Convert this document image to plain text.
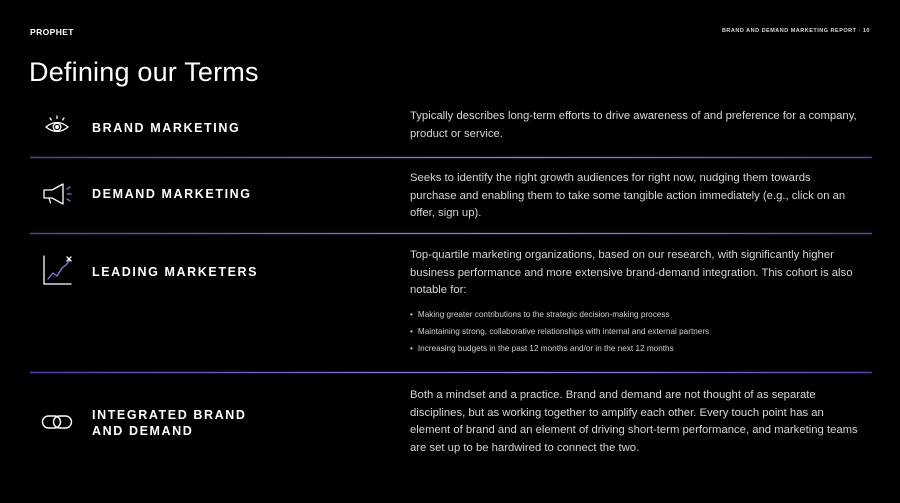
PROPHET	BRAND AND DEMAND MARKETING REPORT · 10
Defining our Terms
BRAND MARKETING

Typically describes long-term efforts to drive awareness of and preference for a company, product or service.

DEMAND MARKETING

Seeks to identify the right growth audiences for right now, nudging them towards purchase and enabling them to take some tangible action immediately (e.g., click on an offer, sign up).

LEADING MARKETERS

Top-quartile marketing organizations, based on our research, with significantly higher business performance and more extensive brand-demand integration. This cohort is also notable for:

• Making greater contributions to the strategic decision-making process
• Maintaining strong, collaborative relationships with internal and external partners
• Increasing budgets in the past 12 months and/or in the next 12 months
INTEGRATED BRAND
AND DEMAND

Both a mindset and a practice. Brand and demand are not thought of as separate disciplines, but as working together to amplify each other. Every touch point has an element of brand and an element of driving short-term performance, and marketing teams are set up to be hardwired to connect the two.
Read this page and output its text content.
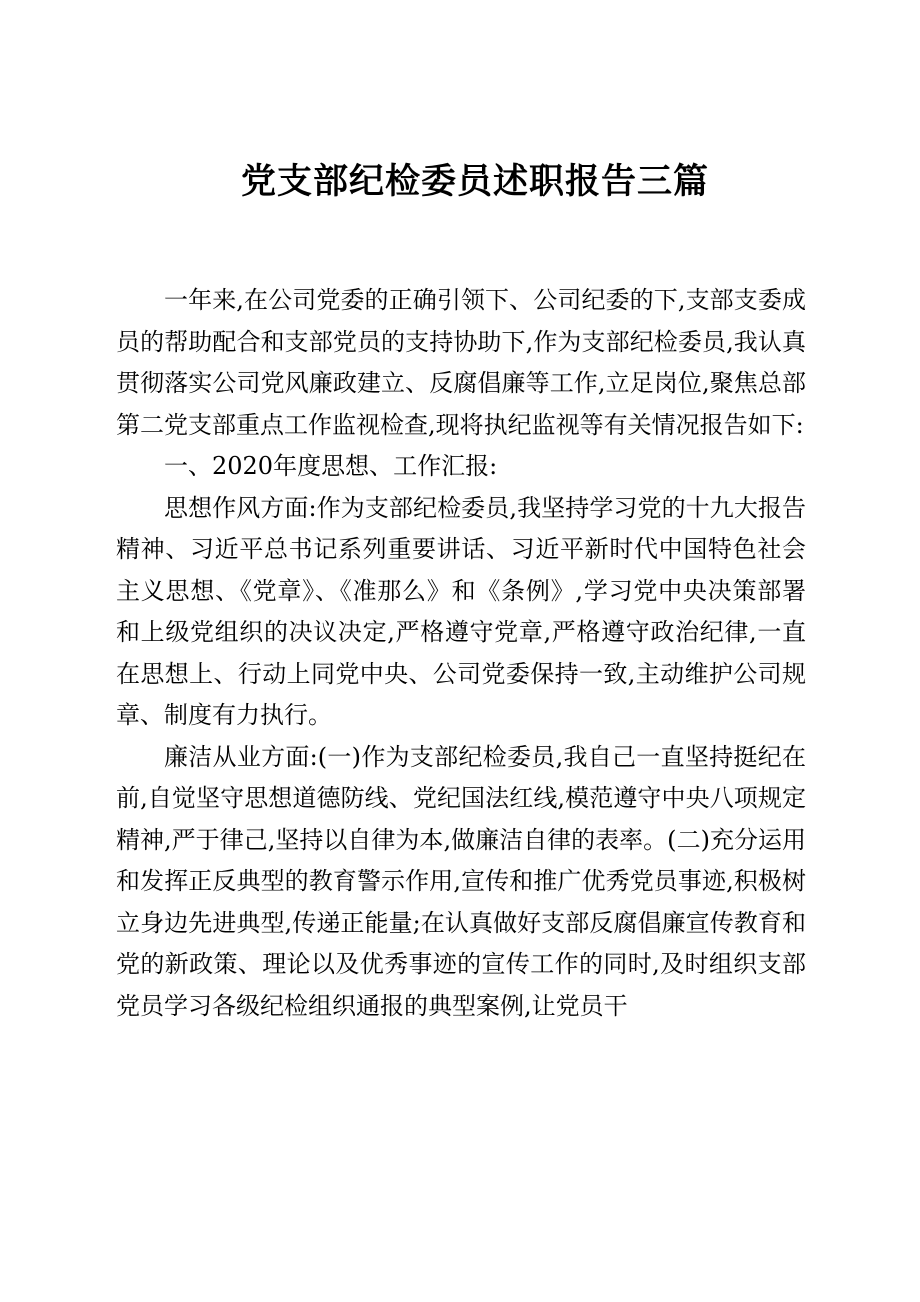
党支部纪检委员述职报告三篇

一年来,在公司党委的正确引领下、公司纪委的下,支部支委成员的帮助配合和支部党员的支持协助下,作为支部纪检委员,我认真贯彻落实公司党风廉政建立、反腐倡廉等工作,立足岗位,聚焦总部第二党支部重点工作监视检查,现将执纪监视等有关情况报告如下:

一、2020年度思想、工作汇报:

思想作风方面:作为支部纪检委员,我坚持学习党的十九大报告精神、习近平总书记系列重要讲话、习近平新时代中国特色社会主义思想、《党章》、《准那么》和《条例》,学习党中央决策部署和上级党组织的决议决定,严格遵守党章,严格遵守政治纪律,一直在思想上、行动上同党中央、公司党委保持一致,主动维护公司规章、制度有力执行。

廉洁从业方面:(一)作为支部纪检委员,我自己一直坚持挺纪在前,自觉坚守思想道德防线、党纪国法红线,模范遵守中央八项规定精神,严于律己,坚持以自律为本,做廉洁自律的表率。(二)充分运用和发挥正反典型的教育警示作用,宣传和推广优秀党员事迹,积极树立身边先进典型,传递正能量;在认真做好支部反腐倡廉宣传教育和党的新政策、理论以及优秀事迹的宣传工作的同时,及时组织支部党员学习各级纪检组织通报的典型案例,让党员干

==

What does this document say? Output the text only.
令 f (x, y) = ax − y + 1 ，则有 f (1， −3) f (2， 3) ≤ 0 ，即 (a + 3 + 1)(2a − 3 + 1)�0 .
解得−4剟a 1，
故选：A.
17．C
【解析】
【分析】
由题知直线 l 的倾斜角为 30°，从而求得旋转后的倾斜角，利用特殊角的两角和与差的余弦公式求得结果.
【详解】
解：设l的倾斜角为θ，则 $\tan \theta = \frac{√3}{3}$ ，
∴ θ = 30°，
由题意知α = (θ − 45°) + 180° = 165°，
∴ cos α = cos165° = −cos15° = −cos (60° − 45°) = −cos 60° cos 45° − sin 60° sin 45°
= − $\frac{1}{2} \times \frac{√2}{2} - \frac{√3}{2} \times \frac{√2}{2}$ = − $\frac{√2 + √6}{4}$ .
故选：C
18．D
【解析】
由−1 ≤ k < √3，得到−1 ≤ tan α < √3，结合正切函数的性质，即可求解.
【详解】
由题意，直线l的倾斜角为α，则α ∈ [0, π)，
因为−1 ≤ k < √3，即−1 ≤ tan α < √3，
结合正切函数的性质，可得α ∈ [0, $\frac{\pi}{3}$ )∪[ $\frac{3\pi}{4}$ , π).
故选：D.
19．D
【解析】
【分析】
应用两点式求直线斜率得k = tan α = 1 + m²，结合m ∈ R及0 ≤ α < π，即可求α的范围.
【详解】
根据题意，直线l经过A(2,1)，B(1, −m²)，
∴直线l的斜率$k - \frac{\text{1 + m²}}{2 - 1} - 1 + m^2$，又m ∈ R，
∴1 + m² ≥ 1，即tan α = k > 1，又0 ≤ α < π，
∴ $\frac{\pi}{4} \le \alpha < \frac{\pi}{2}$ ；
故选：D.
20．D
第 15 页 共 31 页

SHORT TASK. Count the lines in the entries that hold the word "document", and give nothing but the total.

EXERCISE RESPONSE. 2